- What is needed: What follows is a set of entries. Repeat them exactly, but not their pictures.

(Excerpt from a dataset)
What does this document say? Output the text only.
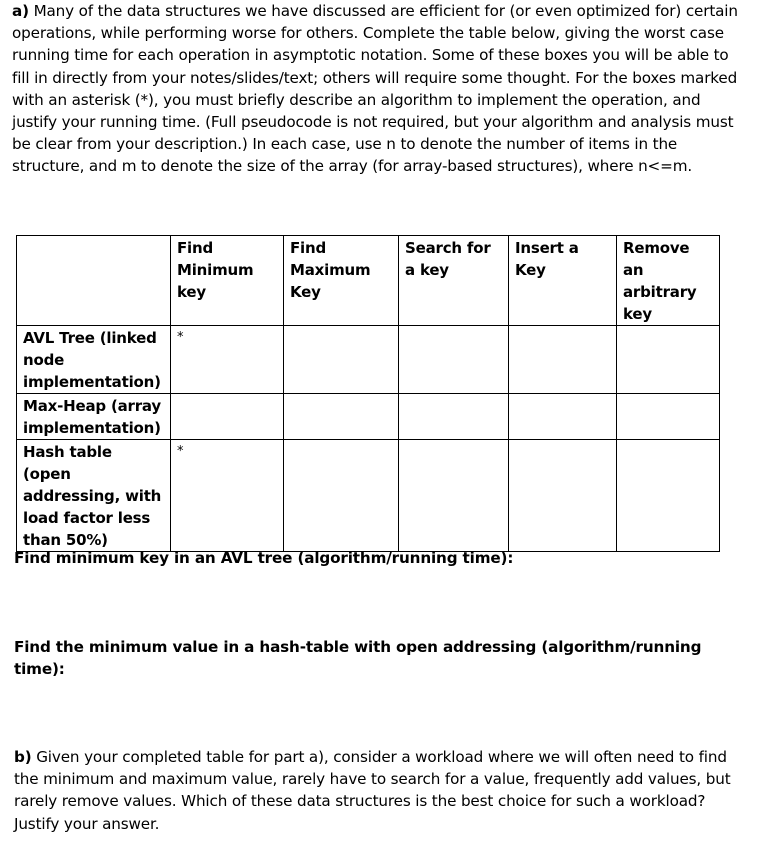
a) Many of the data structures we have discussed are efficient for (or even optimized for) certain operations, while performing worse for others. Complete the table below, giving the worst case running time for each operation in asymptotic notation. Some of these boxes you will be able to fill in directly from your notes/slides/text; others will require some thought. For the boxes marked with an asterisk (*), you must briefly describe an algorithm to implement the operation, and justify your running time. (Full pseudocode is not required, but your algorithm and analysis must be clear from your description.) In each case, use n to denote the number of items in the structure, and m to denote the size of the array (for array-based structures), where n<=m.
	Find Minimum key	Find Maximum Key	Search for a key	Insert a Key	Remove an arbitrary key
AVL Tree (linked node implementation)	*				
Max-Heap (array implementation)					
Hash table (open addressing, with load factor less than 50%)	*				
Find minimum key in an AVL tree (algorithm/running time):
Find the minimum value in a hash-table with open addressing (algorithm/running time):
b) Given your completed table for part a), consider a workload where we will often need to find the minimum and maximum value, rarely have to search for a value, frequently add values, but rarely remove values. Which of these data structures is the best choice for such a workload? Justify your answer.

- Output of the task:
What does this document say? Output the text only.
a) Many of the data structures we have discussed are efficient for (or even optimized for) certain operations, while performing worse for others. Complete the table below, giving the worst case running time for each operation in asymptotic notation. Some of these boxes you will be able to fill in directly from your notes/slides/text; others will require some thought. For the boxes marked with an asterisk (*), you must briefly describe an algorithm to implement the operation, and justify your running time. (Full pseudocode is not required, but your algorithm and analysis must be clear from your description.) In each case, use n to denote the number of items in the structure, and m to denote the size of the array (for array-based structures), where n<=m.
	Find Minimum key	Find Maximum Key	Search for a key	Insert a Key	Remove an arbitrary key
AVL Tree (linked node implementation)	*				
Max-Heap (array implementation)					
Hash table (open addressing, with load factor less than 50%)	*				
Find minimum key in an AVL tree (algorithm/running time):
Find the minimum value in a hash-table with open addressing (algorithm/running time):
b) Given your completed table for part a), consider a workload where we will often need to find the minimum and maximum value, rarely have to search for a value, frequently add values, but rarely remove values. Which of these data structures is the best choice for such a workload? Justify your answer.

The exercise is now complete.